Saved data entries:
(begin)
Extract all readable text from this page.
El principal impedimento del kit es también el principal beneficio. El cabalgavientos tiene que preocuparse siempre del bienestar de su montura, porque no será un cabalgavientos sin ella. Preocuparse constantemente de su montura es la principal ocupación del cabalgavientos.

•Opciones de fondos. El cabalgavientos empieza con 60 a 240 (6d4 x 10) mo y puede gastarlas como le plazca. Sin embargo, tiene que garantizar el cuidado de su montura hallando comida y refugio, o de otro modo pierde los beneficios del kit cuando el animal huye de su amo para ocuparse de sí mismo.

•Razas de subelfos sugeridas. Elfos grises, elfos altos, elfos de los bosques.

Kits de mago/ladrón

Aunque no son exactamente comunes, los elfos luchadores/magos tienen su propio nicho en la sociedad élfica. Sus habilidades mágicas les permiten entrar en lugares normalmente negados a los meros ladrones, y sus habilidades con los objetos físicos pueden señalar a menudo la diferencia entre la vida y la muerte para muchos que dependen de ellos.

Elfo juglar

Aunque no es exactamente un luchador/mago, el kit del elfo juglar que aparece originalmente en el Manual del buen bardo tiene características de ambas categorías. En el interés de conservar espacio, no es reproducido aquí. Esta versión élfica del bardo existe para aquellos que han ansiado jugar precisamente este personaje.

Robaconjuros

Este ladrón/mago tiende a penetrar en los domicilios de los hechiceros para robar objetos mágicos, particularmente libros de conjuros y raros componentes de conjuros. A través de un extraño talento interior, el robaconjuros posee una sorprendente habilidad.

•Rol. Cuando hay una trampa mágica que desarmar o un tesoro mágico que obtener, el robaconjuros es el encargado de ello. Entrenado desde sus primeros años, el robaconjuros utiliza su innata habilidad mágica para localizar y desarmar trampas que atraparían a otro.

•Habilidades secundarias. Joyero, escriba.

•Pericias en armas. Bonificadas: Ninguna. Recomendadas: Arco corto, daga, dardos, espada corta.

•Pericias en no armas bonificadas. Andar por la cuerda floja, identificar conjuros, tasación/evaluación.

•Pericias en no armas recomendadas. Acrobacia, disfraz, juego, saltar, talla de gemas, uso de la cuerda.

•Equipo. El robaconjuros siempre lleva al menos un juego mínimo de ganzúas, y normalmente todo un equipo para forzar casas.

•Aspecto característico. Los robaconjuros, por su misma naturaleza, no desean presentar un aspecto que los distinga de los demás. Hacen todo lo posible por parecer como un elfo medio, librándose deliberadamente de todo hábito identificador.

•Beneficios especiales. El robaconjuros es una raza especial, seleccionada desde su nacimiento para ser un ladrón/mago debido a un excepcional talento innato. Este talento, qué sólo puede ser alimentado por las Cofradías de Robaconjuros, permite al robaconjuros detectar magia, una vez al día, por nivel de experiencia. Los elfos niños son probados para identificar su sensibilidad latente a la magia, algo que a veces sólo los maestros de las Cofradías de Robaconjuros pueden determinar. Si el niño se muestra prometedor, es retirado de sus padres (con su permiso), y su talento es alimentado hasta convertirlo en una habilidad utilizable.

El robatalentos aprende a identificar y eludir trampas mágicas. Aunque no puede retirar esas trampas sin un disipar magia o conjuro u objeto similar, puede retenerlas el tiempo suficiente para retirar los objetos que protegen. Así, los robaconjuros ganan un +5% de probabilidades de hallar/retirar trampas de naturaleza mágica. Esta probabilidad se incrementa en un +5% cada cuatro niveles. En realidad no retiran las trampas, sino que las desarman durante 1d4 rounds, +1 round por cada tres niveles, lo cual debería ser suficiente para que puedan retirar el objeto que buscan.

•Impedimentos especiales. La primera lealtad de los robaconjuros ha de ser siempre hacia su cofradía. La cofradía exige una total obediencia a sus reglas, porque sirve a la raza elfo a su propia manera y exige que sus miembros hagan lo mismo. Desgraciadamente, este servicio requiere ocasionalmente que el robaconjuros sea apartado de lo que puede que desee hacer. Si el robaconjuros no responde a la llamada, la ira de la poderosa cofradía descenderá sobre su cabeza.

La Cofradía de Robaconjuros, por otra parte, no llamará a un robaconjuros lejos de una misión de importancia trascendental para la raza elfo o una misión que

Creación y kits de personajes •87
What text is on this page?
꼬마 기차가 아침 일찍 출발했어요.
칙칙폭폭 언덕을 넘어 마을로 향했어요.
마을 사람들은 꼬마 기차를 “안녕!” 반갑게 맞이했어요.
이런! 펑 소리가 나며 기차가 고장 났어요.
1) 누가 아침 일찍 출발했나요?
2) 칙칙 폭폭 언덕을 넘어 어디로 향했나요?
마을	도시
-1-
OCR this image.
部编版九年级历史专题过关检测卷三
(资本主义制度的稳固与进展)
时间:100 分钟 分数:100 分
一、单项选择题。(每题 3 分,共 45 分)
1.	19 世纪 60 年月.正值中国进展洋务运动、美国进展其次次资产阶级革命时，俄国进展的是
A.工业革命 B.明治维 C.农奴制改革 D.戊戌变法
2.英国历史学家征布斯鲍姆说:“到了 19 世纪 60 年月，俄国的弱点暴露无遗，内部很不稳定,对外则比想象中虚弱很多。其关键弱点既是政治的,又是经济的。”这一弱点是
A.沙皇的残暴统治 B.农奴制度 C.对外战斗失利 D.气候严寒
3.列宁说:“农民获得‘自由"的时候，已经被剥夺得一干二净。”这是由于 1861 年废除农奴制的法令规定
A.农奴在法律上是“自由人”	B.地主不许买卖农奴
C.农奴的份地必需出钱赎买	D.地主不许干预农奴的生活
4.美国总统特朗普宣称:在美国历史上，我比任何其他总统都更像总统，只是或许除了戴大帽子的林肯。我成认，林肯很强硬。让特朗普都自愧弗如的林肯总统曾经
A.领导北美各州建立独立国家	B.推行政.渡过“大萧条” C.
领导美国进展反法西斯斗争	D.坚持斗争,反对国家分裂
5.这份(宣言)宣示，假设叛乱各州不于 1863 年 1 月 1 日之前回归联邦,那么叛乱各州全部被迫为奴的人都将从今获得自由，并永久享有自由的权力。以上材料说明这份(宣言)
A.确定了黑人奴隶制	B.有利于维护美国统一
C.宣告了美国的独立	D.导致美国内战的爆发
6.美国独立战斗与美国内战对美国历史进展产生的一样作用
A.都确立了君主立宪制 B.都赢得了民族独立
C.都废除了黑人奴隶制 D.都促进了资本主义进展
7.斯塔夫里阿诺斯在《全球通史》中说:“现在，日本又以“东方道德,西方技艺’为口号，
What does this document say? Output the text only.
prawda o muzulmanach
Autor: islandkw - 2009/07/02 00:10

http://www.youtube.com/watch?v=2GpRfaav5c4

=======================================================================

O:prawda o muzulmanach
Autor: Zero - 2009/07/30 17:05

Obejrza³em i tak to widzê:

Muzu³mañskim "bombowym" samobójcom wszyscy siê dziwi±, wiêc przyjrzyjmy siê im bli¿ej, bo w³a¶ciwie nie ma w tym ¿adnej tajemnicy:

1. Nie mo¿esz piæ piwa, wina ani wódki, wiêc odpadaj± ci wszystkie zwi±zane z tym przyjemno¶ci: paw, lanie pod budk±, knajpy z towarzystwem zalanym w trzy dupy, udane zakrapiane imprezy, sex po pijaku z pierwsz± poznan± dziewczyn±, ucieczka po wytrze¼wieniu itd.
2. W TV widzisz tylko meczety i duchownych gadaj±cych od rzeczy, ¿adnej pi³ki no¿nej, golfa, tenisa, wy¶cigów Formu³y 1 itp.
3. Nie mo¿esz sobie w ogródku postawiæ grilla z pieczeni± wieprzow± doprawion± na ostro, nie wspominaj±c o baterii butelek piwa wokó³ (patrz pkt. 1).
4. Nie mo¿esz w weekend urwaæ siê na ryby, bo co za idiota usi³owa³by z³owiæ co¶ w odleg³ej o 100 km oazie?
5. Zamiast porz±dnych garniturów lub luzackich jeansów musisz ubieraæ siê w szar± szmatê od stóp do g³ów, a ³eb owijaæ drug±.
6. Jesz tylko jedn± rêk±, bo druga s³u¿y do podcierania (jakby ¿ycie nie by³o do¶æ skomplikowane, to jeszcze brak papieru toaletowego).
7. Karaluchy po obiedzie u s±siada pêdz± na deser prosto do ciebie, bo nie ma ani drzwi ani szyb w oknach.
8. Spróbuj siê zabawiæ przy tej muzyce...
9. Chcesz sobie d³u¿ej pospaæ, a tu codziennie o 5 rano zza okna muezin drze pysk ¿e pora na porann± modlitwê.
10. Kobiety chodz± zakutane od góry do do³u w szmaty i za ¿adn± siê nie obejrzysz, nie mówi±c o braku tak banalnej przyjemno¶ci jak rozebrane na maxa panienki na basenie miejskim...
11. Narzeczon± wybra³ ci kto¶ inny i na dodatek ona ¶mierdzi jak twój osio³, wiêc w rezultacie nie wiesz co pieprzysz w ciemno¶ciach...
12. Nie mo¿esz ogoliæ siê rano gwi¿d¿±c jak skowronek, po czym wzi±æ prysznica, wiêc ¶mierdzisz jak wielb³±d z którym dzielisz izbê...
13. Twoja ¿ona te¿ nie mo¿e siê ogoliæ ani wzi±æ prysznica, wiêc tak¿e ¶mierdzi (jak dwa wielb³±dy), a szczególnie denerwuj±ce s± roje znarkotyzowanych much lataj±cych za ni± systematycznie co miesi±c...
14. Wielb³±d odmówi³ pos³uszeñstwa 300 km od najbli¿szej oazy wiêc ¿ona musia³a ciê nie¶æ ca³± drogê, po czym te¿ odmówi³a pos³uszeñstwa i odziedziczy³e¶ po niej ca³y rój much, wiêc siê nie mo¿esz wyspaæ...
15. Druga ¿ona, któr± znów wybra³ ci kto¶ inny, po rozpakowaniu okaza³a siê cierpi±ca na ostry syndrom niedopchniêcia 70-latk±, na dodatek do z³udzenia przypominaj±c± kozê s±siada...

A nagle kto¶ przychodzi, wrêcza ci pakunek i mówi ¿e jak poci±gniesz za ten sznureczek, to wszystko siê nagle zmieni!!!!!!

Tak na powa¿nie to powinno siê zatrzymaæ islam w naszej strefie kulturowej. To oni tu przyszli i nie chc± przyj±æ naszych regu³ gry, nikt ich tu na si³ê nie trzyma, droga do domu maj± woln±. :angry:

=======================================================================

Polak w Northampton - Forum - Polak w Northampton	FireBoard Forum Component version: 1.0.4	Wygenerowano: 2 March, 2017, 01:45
(end)
Directions
Copy every line of the data that holds the string "armas".

Expected output
•Pericias en armas. Bonificadas: Ninguna. Recomendadas: Arco corto, daga, dardos, espada corta.
•Pericias en no armas bonificadas. Andar por la cuerda floja, identificar conjuros, tasación/evaluación.
•Pericias en no armas recomendadas. Acrobacia, disfraz, juego, saltar, talla de gemas, uso de la cuerda.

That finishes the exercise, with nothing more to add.